Material:
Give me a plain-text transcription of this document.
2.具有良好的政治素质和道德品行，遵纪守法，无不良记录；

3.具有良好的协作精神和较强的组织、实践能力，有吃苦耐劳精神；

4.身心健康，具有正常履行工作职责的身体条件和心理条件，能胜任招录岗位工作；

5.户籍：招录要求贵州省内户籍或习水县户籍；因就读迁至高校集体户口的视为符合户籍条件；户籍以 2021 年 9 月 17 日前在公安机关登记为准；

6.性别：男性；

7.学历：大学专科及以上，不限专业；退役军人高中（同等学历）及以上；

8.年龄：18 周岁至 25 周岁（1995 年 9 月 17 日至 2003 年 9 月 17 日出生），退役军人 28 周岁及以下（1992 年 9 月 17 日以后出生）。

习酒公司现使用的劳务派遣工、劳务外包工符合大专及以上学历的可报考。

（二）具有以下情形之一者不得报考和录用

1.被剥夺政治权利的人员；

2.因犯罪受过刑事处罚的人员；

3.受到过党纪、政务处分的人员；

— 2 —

Stated exercise: Provide all the records again, word for word.

Full solution:
Give me a plain-text transcription of this document.
2.具有良好的政治素质和道德品行，遵纪守法，无不良记录；

3.具有良好的协作精神和较强的组织、实践能力，有吃苦耐劳精神；

4.身心健康，具有正常履行工作职责的身体条件和心理条件，能胜任招录岗位工作；

5.户籍：招录要求贵州省内户籍或习水县户籍；因就读迁至高校集体户口的视为符合户籍条件；户籍以 2021 年 9 月 17 日前在公安机关登记为准；

6.性别：男性；

7.学历：大学专科及以上，不限专业；退役军人高中（同等学历）及以上；

8.年龄：18 周岁至 25 周岁（1995 年 9 月 17 日至 2003 年 9 月 17 日出生），退役军人 28 周岁及以下（1992 年 9 月 17 日以后出生）。

习酒公司现使用的劳务派遣工、劳务外包工符合大专及以上学历的可报考。

（二）具有以下情形之一者不得报考和录用

1.被剥夺政治权利的人员；

2.因犯罪受过刑事处罚的人员；

3.受到过党纪、政务处分的人员；

— 2 —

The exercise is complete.